**Short exercise:**
Each line of the listing that contains the word "state" is to be copied.

.....

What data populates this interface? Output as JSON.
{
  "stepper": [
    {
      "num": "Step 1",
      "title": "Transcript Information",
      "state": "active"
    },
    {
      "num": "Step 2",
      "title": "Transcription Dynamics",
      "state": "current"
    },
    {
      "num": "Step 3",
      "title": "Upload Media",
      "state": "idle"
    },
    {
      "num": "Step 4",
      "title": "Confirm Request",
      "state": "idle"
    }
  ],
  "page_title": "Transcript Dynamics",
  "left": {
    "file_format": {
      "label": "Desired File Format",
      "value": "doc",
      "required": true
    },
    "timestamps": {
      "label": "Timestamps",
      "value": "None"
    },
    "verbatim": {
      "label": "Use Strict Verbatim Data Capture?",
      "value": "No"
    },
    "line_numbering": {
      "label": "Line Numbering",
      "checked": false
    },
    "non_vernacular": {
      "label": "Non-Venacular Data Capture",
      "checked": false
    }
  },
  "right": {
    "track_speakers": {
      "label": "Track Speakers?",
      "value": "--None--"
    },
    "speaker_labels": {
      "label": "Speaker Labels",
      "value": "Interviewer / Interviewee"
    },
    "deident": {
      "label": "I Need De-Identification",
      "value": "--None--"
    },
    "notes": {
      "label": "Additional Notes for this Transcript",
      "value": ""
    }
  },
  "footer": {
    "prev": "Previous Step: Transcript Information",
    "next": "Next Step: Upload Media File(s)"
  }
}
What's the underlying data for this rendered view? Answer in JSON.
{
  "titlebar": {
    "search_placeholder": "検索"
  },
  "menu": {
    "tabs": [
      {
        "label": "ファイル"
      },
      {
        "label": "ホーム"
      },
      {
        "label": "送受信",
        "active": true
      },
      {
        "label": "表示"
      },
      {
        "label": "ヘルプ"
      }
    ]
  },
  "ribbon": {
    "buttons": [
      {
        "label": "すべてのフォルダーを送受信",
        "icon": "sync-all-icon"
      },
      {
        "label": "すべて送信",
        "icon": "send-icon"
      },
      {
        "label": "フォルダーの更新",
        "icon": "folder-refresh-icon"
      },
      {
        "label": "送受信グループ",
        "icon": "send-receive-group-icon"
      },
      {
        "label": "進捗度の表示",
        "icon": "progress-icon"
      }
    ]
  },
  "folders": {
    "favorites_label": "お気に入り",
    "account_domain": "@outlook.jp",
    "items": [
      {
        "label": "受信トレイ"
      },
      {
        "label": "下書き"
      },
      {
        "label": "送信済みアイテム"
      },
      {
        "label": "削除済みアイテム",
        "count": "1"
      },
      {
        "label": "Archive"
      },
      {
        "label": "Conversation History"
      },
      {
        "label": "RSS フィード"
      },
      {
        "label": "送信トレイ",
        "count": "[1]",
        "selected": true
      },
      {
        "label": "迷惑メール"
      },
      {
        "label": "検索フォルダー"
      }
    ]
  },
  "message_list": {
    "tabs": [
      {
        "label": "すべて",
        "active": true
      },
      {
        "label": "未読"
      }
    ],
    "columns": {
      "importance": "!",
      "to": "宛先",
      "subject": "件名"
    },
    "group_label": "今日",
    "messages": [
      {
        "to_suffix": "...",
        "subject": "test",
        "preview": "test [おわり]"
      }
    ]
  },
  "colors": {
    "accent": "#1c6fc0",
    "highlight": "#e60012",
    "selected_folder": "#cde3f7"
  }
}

.....

**Complete response:**
      "state": "active"
      "state": "current"
      "state": "idle"
      "state": "idle"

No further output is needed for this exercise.